*TASK REQUIREMENTS*: Return every line below in which "Site" appears.

*DATA SECTION*:

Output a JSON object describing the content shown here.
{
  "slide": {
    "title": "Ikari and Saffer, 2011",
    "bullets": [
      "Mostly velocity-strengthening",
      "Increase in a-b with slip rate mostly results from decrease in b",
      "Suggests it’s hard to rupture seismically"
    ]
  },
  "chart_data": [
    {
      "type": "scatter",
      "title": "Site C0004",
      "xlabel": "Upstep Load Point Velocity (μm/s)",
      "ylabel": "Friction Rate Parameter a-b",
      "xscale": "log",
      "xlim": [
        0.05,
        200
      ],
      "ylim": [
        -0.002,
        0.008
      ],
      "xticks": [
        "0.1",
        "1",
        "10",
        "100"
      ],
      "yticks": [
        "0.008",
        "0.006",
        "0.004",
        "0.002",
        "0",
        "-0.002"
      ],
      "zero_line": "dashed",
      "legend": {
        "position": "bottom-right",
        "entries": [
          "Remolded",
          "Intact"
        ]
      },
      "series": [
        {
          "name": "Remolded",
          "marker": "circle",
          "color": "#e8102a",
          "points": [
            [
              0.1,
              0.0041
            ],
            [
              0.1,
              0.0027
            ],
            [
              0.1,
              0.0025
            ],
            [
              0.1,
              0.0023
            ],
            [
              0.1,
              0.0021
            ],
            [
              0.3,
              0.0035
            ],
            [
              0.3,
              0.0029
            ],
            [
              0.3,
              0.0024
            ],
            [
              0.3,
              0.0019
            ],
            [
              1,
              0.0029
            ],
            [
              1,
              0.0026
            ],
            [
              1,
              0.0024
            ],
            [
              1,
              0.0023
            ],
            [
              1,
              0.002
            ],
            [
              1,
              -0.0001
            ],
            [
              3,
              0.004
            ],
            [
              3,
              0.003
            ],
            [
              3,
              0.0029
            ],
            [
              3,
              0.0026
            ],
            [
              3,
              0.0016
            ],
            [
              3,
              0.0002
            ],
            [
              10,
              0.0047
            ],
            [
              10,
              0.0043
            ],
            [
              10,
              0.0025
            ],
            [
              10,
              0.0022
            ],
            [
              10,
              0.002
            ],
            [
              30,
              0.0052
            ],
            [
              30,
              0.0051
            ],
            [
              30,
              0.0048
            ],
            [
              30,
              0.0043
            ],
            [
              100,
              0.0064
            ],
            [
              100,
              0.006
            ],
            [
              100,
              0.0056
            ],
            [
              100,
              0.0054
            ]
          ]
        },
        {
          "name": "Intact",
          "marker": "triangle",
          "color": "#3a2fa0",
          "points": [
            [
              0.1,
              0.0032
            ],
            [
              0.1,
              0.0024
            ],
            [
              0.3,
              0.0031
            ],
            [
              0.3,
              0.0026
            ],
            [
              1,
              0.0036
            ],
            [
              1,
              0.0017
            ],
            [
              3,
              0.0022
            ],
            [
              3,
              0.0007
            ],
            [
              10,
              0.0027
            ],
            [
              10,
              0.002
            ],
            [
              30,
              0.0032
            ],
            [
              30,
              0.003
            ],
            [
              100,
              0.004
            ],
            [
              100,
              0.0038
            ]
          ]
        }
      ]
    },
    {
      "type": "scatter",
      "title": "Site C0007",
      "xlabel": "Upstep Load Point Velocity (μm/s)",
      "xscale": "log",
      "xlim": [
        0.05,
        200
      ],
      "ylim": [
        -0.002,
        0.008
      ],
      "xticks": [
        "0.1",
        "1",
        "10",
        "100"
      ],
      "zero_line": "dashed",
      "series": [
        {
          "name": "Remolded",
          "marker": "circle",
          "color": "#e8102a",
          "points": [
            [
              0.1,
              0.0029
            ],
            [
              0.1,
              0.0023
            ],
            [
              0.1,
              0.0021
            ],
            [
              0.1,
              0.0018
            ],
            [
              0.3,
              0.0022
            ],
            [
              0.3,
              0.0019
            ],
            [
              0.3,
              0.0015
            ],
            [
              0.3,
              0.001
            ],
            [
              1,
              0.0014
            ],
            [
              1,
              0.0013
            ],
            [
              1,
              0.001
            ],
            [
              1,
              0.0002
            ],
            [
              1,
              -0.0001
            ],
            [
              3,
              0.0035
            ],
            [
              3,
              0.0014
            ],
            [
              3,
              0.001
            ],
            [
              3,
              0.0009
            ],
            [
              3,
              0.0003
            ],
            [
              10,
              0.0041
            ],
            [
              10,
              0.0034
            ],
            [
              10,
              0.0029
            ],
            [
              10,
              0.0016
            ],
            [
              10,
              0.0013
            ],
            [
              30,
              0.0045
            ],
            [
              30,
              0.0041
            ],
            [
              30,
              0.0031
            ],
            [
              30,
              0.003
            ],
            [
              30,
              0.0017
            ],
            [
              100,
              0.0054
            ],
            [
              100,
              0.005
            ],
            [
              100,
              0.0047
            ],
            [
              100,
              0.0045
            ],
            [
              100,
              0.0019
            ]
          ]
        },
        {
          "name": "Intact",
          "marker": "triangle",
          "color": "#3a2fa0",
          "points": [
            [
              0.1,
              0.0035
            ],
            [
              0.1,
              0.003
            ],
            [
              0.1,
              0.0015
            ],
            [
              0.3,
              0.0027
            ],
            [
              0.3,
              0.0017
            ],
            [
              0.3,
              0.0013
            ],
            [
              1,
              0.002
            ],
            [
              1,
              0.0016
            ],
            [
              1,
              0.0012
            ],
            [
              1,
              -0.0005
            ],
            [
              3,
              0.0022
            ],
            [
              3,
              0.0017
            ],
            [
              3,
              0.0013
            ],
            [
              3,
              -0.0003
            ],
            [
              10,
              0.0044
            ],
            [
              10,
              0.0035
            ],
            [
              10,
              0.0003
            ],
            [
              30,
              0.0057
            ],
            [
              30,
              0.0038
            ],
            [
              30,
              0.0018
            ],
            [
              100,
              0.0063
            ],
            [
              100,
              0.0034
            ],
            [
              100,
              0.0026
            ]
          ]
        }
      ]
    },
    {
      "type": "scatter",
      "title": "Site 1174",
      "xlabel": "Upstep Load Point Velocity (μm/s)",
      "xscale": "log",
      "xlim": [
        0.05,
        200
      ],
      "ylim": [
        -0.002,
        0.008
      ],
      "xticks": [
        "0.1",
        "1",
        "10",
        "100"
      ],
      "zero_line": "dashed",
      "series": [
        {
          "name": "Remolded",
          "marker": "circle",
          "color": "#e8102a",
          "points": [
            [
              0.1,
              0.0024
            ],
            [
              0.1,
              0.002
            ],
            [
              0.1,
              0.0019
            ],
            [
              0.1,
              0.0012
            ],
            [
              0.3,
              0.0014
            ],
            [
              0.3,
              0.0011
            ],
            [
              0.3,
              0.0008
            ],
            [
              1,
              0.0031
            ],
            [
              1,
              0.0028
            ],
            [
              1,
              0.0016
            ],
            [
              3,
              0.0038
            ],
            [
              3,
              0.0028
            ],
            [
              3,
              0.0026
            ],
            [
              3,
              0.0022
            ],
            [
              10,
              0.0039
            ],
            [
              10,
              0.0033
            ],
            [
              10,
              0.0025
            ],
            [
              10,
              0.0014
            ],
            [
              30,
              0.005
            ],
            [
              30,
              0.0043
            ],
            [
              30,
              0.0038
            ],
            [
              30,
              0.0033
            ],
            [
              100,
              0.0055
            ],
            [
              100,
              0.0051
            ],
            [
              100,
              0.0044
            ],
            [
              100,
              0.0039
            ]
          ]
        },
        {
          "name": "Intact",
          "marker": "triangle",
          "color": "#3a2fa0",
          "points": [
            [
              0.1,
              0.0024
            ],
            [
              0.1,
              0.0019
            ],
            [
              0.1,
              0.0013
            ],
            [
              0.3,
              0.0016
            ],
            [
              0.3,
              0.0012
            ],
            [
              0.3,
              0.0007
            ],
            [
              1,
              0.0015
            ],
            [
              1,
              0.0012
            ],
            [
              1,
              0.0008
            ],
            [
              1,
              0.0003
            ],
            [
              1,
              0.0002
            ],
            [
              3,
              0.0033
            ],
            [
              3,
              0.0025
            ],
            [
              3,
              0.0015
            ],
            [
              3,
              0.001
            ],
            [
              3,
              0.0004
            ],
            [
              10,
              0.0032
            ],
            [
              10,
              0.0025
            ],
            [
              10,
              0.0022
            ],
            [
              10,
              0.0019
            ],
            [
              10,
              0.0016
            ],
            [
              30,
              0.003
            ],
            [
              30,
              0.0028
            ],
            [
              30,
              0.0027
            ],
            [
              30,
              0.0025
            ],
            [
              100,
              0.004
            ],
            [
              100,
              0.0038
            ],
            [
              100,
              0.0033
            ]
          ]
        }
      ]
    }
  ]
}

*ANSWER TO THIS PROBLEM*:
      "title": "Site C0004",
      "title": "Site C0007",
      "title": "Site 1174",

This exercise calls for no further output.